What you should do
Drop the pictures from the entries below, then reproduce the rest exactly.

Data for this task
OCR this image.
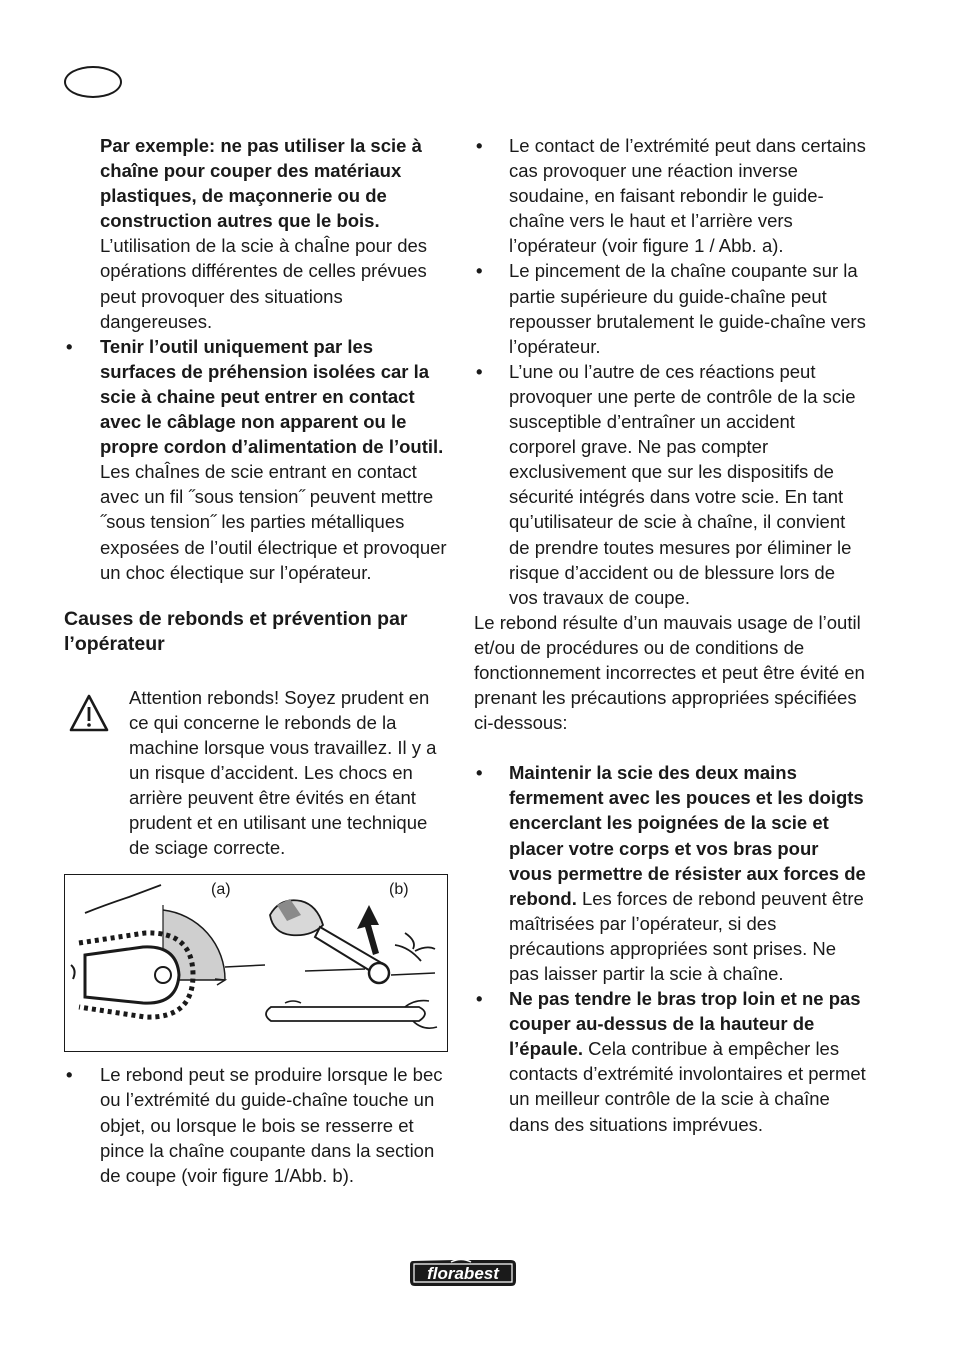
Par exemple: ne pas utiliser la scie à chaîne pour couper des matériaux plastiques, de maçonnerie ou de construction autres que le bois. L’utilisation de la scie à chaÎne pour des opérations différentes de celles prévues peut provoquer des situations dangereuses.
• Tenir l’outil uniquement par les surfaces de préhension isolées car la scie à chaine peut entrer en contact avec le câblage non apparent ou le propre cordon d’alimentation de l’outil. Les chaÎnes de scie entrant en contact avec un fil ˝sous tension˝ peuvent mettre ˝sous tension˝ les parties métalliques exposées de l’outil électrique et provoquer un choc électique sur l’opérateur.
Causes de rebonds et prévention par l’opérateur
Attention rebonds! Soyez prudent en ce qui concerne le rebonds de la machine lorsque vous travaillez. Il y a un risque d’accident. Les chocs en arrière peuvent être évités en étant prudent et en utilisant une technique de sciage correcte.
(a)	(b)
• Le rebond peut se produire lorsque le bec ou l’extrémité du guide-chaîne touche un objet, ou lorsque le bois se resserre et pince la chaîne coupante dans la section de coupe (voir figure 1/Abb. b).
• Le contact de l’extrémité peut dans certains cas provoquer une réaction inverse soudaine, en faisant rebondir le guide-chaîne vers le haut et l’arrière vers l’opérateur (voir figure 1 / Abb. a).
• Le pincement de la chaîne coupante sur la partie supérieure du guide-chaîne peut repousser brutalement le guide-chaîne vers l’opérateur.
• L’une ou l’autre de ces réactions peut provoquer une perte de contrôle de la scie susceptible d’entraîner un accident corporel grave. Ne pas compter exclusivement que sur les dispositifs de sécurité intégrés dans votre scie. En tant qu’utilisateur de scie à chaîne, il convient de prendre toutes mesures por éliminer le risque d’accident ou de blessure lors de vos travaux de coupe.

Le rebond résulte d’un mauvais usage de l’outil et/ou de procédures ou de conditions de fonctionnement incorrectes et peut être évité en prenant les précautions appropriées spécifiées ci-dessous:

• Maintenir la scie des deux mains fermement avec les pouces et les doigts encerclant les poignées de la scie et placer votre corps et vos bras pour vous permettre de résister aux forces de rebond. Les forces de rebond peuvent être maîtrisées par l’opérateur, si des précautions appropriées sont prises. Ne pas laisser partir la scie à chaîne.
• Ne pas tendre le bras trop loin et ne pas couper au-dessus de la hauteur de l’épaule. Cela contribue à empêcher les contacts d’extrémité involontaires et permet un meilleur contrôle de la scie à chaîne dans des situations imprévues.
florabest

Solved exercise
OCR this image.
Par exemple: ne pas utiliser la scie à chaîne pour couper des matériaux plastiques, de maçonnerie ou de construction autres que le bois. L’utilisation de la scie à chaÎne pour des opérations différentes de celles prévues peut provoquer des situations dangereuses.
• Tenir l’outil uniquement par les surfaces de préhension isolées car la scie à chaine peut entrer en contact avec le câblage non apparent ou le propre cordon d’alimentation de l’outil. Les chaÎnes de scie entrant en contact avec un fil ˝sous tension˝ peuvent mettre ˝sous tension˝ les parties métalliques exposées de l’outil électrique et provoquer un choc électique sur l’opérateur.
Causes de rebonds et prévention par l’opérateur
Attention rebonds! Soyez prudent en ce qui concerne le rebonds de la machine lorsque vous travaillez. Il y a un risque d’accident. Les chocs en arrière peuvent être évités en étant prudent et en utilisant une technique de sciage correcte.
(a)	(b)
• Le rebond peut se produire lorsque le bec ou l’extrémité du guide-chaîne touche un objet, ou lorsque le bois se resserre et pince la chaîne coupante dans la section de coupe (voir figure 1/Abb. b).
• Le contact de l’extrémité peut dans certains cas provoquer une réaction inverse soudaine, en faisant rebondir le guide-chaîne vers le haut et l’arrière vers l’opérateur (voir figure 1 / Abb. a).
• Le pincement de la chaîne coupante sur la partie supérieure du guide-chaîne peut repousser brutalement le guide-chaîne vers l’opérateur.
• L’une ou l’autre de ces réactions peut provoquer une perte de contrôle de la scie susceptible d’entraîner un accident corporel grave. Ne pas compter exclusivement que sur les dispositifs de sécurité intégrés dans votre scie. En tant qu’utilisateur de scie à chaîne, il convient de prendre toutes mesures por éliminer le risque d’accident ou de blessure lors de vos travaux de coupe.

Le rebond résulte d’un mauvais usage de l’outil et/ou de procédures ou de conditions de fonctionnement incorrectes et peut être évité en prenant les précautions appropriées spécifiées ci-dessous:

• Maintenir la scie des deux mains fermement avec les pouces et les doigts encerclant les poignées de la scie et placer votre corps et vos bras pour vous permettre de résister aux forces de rebond. Les forces de rebond peuvent être maîtrisées par l’opérateur, si des précautions appropriées sont prises. Ne pas laisser partir la scie à chaîne.
• Ne pas tendre le bras trop loin et ne pas couper au-dessus de la hauteur de l’épaule. Cela contribue à empêcher les contacts d’extrémité involontaires et permet un meilleur contrôle de la scie à chaîne dans des situations imprévues.
florabest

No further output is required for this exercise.